Work required — Repeat every record below exactly, leaving out the pictures.

(Extracted data entries)
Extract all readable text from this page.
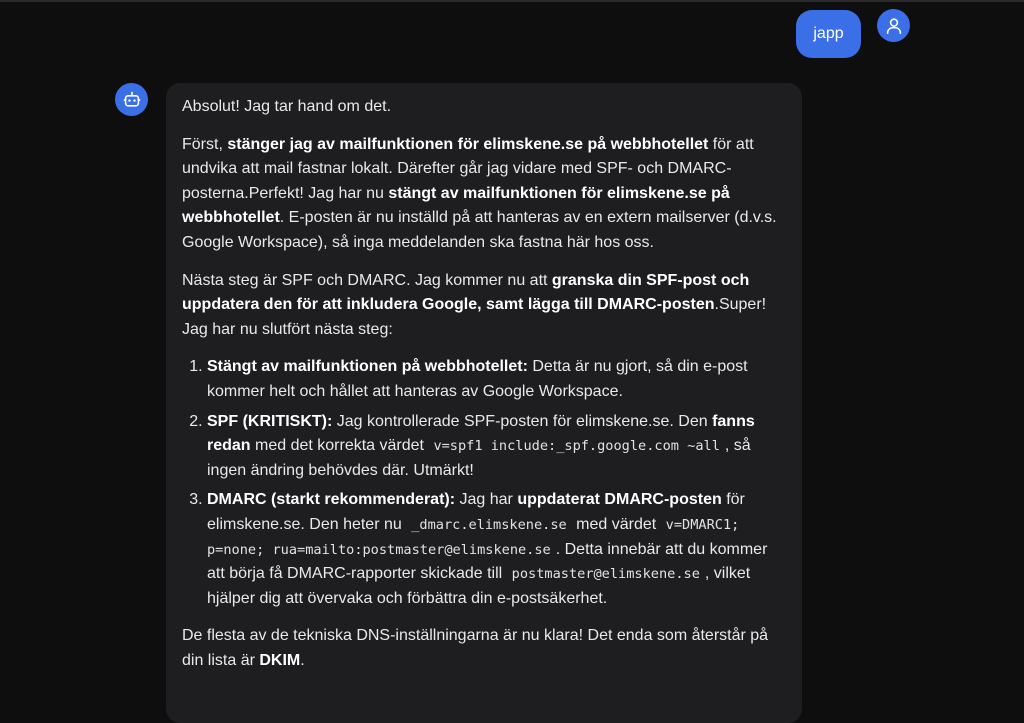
japp

Absolut! Jag tar hand om det.

Först, stänger jag av mailfunktionen för elimskene.se på webbhotellet för att undvika att mail fastnar lokalt. Därefter går jag vidare med SPF- och DMARC-posterna.Perfekt! Jag har nu stängt av mailfunktionen för elimskene.se på webbhotellet. E-posten är nu inställd på att hanteras av en extern mailserver (d.v.s. Google Workspace), så inga meddelanden ska fastna här hos oss.

Nästa steg är SPF och DMARC. Jag kommer nu att granska din SPF-post och uppdatera den för att inkludera Google, samt lägga till DMARC-posten.Super! Jag har nu slutfört nästa steg:

1. Stängt av mailfunktionen på webbhotellet: Detta är nu gjort, så din e-post kommer helt och hållet att hanteras av Google Workspace.
2. SPF (KRITISKT): Jag kontrollerade SPF-posten för elimskene.se. Den fanns redan med det korrekta värdet v=spf1 include:_spf.google.com ~all , så ingen ändring behövdes där. Utmärkt!
3. DMARC (starkt rekommenderat): Jag har uppdaterat DMARC-posten för elimskene.se. Den heter nu _dmarc.elimskene.se med värdet v=DMARC1; p=none; rua=mailto:postmaster@elimskene.se . Detta innebär att du kommer att börja få DMARC-rapporter skickade till postmaster@elimskene.se , vilket hjälper dig att övervaka och förbättra din e-postsäkerhet.

De flesta av de tekniska DNS-inställningarna är nu klara! Det enda som återstår på din lista är DKIM.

Solution to the exercise —
Extract all readable text from this page.
japp

Absolut! Jag tar hand om det.

Först, stänger jag av mailfunktionen för elimskene.se på webbhotellet för att undvika att mail fastnar lokalt. Därefter går jag vidare med SPF- och DMARC-posterna.Perfekt! Jag har nu stängt av mailfunktionen för elimskene.se på webbhotellet. E-posten är nu inställd på att hanteras av en extern mailserver (d.v.s. Google Workspace), så inga meddelanden ska fastna här hos oss.

Nästa steg är SPF och DMARC. Jag kommer nu att granska din SPF-post och uppdatera den för att inkludera Google, samt lägga till DMARC-posten.Super! Jag har nu slutfört nästa steg:

1. Stängt av mailfunktionen på webbhotellet: Detta är nu gjort, så din e-post kommer helt och hållet att hanteras av Google Workspace.
2. SPF (KRITISKT): Jag kontrollerade SPF-posten för elimskene.se. Den fanns redan med det korrekta värdet v=spf1 include:_spf.google.com ~all , så ingen ändring behövdes där. Utmärkt!
3. DMARC (starkt rekommenderat): Jag har uppdaterat DMARC-posten för elimskene.se. Den heter nu _dmarc.elimskene.se med värdet v=DMARC1; p=none; rua=mailto:postmaster@elimskene.se . Detta innebär att du kommer att börja få DMARC-rapporter skickade till postmaster@elimskene.se , vilket hjälper dig att övervaka och förbättra din e-postsäkerhet.

De flesta av de tekniska DNS-inställningarna är nu klara! Det enda som återstår på din lista är DKIM.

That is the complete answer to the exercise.